Reproduce every line of the records below word for word, with no changes.

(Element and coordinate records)
## BEGIN

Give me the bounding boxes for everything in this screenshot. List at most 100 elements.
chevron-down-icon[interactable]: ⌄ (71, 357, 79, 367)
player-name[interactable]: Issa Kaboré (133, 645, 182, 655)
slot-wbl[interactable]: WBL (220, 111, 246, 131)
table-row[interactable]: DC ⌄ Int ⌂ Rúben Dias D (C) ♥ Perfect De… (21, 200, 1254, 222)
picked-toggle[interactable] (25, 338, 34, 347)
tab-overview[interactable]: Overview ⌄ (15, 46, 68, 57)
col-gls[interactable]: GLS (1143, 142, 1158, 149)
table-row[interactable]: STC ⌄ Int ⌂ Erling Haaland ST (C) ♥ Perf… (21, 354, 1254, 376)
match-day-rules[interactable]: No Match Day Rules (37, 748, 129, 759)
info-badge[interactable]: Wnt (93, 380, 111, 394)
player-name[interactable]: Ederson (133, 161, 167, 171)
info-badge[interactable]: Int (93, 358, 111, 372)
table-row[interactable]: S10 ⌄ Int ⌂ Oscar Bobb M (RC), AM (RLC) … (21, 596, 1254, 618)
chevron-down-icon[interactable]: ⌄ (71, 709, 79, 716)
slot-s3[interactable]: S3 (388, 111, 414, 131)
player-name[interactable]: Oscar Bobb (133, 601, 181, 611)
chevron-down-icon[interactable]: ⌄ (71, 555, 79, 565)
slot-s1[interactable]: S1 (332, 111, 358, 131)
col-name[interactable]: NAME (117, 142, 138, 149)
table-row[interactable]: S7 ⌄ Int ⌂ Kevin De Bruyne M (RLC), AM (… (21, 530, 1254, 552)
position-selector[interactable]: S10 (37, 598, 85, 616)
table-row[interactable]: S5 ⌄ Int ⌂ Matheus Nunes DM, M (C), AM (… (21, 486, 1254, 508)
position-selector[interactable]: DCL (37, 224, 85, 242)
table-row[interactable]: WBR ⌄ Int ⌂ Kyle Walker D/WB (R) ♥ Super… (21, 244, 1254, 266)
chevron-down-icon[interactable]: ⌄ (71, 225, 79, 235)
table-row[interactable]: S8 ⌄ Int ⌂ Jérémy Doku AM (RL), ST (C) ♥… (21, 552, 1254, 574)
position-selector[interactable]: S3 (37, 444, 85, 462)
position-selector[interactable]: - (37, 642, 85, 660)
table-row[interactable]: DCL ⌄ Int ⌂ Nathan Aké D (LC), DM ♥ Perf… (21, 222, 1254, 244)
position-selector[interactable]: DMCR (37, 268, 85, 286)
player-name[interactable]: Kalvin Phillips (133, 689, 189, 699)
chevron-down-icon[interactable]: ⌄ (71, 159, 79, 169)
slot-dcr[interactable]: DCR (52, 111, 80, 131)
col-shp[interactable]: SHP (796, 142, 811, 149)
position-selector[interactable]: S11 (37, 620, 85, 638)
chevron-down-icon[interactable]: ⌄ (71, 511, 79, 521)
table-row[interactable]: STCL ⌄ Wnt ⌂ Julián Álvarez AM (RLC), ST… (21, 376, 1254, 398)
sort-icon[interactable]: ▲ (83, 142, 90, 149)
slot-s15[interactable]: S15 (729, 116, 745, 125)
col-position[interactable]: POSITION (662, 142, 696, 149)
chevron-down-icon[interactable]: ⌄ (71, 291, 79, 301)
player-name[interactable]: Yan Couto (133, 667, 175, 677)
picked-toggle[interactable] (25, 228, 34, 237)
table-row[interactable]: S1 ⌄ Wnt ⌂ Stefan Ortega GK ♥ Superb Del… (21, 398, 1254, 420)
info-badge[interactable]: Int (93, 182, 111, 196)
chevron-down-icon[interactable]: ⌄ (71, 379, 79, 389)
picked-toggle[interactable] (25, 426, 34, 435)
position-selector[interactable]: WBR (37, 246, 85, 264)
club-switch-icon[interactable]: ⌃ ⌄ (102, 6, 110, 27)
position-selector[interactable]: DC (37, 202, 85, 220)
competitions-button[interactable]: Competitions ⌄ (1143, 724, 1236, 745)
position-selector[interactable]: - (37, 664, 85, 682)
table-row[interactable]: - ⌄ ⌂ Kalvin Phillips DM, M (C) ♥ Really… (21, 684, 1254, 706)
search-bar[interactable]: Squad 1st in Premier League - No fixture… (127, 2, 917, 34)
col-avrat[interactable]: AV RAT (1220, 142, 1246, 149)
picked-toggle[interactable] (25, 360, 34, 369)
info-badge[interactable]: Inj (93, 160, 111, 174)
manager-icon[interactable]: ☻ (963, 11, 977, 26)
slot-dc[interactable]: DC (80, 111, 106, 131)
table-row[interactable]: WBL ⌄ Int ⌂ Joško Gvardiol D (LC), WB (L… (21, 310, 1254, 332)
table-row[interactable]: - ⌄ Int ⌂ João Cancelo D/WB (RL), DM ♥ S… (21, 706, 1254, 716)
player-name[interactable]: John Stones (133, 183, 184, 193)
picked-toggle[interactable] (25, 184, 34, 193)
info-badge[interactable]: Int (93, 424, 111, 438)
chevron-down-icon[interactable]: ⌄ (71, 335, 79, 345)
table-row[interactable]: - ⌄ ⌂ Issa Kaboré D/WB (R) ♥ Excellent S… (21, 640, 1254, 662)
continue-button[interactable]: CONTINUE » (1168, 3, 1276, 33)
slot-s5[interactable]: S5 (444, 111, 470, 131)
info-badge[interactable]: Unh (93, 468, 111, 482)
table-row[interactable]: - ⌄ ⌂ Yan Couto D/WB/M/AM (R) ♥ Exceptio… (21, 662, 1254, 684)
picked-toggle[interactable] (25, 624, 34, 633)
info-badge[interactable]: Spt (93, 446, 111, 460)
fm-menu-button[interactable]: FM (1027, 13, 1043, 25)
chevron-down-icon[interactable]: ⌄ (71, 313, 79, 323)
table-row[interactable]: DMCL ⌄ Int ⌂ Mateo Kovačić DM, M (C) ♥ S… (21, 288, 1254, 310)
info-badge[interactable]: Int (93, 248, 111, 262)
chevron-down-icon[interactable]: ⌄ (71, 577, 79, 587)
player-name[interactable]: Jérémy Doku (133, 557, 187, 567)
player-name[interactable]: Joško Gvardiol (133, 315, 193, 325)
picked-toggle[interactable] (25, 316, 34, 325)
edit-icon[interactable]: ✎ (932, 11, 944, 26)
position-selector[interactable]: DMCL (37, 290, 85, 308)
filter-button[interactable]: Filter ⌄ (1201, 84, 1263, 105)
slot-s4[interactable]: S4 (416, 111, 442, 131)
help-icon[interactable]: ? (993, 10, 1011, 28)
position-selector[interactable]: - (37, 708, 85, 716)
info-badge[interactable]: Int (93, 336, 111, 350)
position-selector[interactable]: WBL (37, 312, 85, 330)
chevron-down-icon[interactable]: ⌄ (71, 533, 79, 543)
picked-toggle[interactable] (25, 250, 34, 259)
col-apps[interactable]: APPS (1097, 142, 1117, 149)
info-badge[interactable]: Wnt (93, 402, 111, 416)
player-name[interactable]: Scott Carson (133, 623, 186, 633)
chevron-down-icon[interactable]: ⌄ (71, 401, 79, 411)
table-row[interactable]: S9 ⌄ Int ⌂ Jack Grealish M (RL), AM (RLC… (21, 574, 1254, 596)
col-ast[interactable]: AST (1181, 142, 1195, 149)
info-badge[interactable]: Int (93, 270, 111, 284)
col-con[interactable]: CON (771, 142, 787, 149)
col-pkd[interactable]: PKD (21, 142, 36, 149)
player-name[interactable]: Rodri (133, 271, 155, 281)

## END

§ **RESPONSE**:
Give me the bounding boxes for everything in this screenshot. List at most 100 elements.
chevron-down-icon[interactable]: ⌄ (71, 357, 79, 367)
player-name[interactable]: Issa Kaboré (133, 645, 182, 655)
slot-wbl[interactable]: WBL (220, 111, 246, 131)
table-row[interactable]: DC ⌄ Int ⌂ Rúben Dias D (C) ♥ Perfect De… (21, 200, 1254, 222)
picked-toggle[interactable] (25, 338, 34, 347)
tab-overview[interactable]: Overview ⌄ (15, 46, 68, 57)
col-gls[interactable]: GLS (1143, 142, 1158, 149)
table-row[interactable]: STC ⌄ Int ⌂ Erling Haaland ST (C) ♥ Perf… (21, 354, 1254, 376)
match-day-rules[interactable]: No Match Day Rules (37, 748, 129, 759)
info-badge[interactable]: Wnt (93, 380, 111, 394)
player-name[interactable]: Ederson (133, 161, 167, 171)
info-badge[interactable]: Int (93, 358, 111, 372)
table-row[interactable]: S10 ⌄ Int ⌂ Oscar Bobb M (RC), AM (RLC) … (21, 596, 1254, 618)
chevron-down-icon[interactable]: ⌄ (71, 709, 79, 716)
slot-s3[interactable]: S3 (388, 111, 414, 131)
player-name[interactable]: Oscar Bobb (133, 601, 181, 611)
chevron-down-icon[interactable]: ⌄ (71, 555, 79, 565)
slot-s1[interactable]: S1 (332, 111, 358, 131)
col-name[interactable]: NAME (117, 142, 138, 149)
table-row[interactable]: S7 ⌄ Int ⌂ Kevin De Bruyne M (RLC), AM (… (21, 530, 1254, 552)
position-selector[interactable]: S10 (37, 598, 85, 616)
table-row[interactable]: S5 ⌄ Int ⌂ Matheus Nunes DM, M (C), AM (… (21, 486, 1254, 508)
position-selector[interactable]: DCL (37, 224, 85, 242)
table-row[interactable]: WBR ⌄ Int ⌂ Kyle Walker D/WB (R) ♥ Super… (21, 244, 1254, 266)
chevron-down-icon[interactable]: ⌄ (71, 225, 79, 235)
table-row[interactable]: S8 ⌄ Int ⌂ Jérémy Doku AM (RL), ST (C) ♥… (21, 552, 1254, 574)
position-selector[interactable]: S3 (37, 444, 85, 462)
position-selector[interactable]: - (37, 642, 85, 660)
table-row[interactable]: DCL ⌄ Int ⌂ Nathan Aké D (LC), DM ♥ Perf… (21, 222, 1254, 244)
position-selector[interactable]: DMCR (37, 268, 85, 286)
player-name[interactable]: Kalvin Phillips (133, 689, 189, 699)
chevron-down-icon[interactable]: ⌄ (71, 159, 79, 169)
slot-dcr[interactable]: DCR (52, 111, 80, 131)
col-shp[interactable]: SHP (796, 142, 811, 149)
position-selector[interactable]: S11 (37, 620, 85, 638)
chevron-down-icon[interactable]: ⌄ (71, 511, 79, 521)
table-row[interactable]: STCL ⌄ Wnt ⌂ Julián Álvarez AM (RLC), ST… (21, 376, 1254, 398)
sort-icon[interactable]: ▲ (83, 142, 90, 149)
slot-s15[interactable]: S15 (729, 116, 745, 125)
col-position[interactable]: POSITION (662, 142, 696, 149)
chevron-down-icon[interactable]: ⌄ (71, 291, 79, 301)
player-name[interactable]: Yan Couto (133, 667, 175, 677)
picked-toggle[interactable] (25, 228, 34, 237)
table-row[interactable]: S1 ⌄ Wnt ⌂ Stefan Ortega GK ♥ Superb Del… (21, 398, 1254, 420)
info-badge[interactable]: Int (93, 182, 111, 196)
chevron-down-icon[interactable]: ⌄ (71, 379, 79, 389)
picked-toggle[interactable] (25, 426, 34, 435)
position-selector[interactable]: WBR (37, 246, 85, 264)
club-switch-icon[interactable]: ⌃ ⌄ (102, 6, 110, 27)
position-selector[interactable]: DC (37, 202, 85, 220)
competitions-button[interactable]: Competitions ⌄ (1143, 724, 1236, 745)
position-selector[interactable]: - (37, 664, 85, 682)
table-row[interactable]: - ⌄ ⌂ Kalvin Phillips DM, M (C) ♥ Really… (21, 684, 1254, 706)
search-bar[interactable]: Squad 1st in Premier League - No fixture… (127, 2, 917, 34)
col-avrat[interactable]: AV RAT (1220, 142, 1246, 149)
picked-toggle[interactable] (25, 360, 34, 369)
info-badge[interactable]: Inj (93, 160, 111, 174)
manager-icon[interactable]: ☻ (963, 11, 977, 26)
slot-dc[interactable]: DC (80, 111, 106, 131)
table-row[interactable]: WBL ⌄ Int ⌂ Joško Gvardiol D (LC), WB (L… (21, 310, 1254, 332)
table-row[interactable]: - ⌄ Int ⌂ João Cancelo D/WB (RL), DM ♥ S… (21, 706, 1254, 716)
player-name[interactable]: John Stones (133, 183, 184, 193)
picked-toggle[interactable] (25, 184, 34, 193)
info-badge[interactable]: Int (93, 424, 111, 438)
chevron-down-icon[interactable]: ⌄ (71, 335, 79, 345)
table-row[interactable]: - ⌄ ⌂ Issa Kaboré D/WB (R) ♥ Excellent S… (21, 640, 1254, 662)
continue-button[interactable]: CONTINUE » (1168, 3, 1276, 33)
slot-s5[interactable]: S5 (444, 111, 470, 131)
info-badge[interactable]: Unh (93, 468, 111, 482)
table-row[interactable]: - ⌄ ⌂ Yan Couto D/WB/M/AM (R) ♥ Exceptio… (21, 662, 1254, 684)
picked-toggle[interactable] (25, 624, 34, 633)
info-badge[interactable]: Spt (93, 446, 111, 460)
fm-menu-button[interactable]: FM (1027, 13, 1043, 25)
chevron-down-icon[interactable]: ⌄ (71, 313, 79, 323)
table-row[interactable]: DMCL ⌄ Int ⌂ Mateo Kovačić DM, M (C) ♥ S… (21, 288, 1254, 310)
info-badge[interactable]: Int (93, 248, 111, 262)
chevron-down-icon[interactable]: ⌄ (71, 577, 79, 587)
player-name[interactable]: Jérémy Doku (133, 557, 187, 567)
player-name[interactable]: Joško Gvardiol (133, 315, 193, 325)
picked-toggle[interactable] (25, 316, 34, 325)
edit-icon[interactable]: ✎ (932, 11, 944, 26)
position-selector[interactable]: DMCL (37, 290, 85, 308)
filter-button[interactable]: Filter ⌄ (1201, 84, 1263, 105)
slot-s4[interactable]: S4 (416, 111, 442, 131)
help-icon[interactable]: ? (993, 10, 1011, 28)
position-selector[interactable]: - (37, 708, 85, 716)
info-badge[interactable]: Int (93, 336, 111, 350)
position-selector[interactable]: WBL (37, 312, 85, 330)
chevron-down-icon[interactable]: ⌄ (71, 533, 79, 543)
picked-toggle[interactable] (25, 250, 34, 259)
col-apps[interactable]: APPS (1097, 142, 1117, 149)
info-badge[interactable]: Wnt (93, 402, 111, 416)
player-name[interactable]: Scott Carson (133, 623, 186, 633)
chevron-down-icon[interactable]: ⌄ (71, 401, 79, 411)
table-row[interactable]: S9 ⌄ Int ⌂ Jack Grealish M (RL), AM (RLC… (21, 574, 1254, 596)
col-ast[interactable]: AST (1181, 142, 1195, 149)
info-badge[interactable]: Int (93, 270, 111, 284)
col-con[interactable]: CON (771, 142, 787, 149)
col-pkd[interactable]: PKD (21, 142, 36, 149)
player-name[interactable]: Rodri (133, 271, 155, 281)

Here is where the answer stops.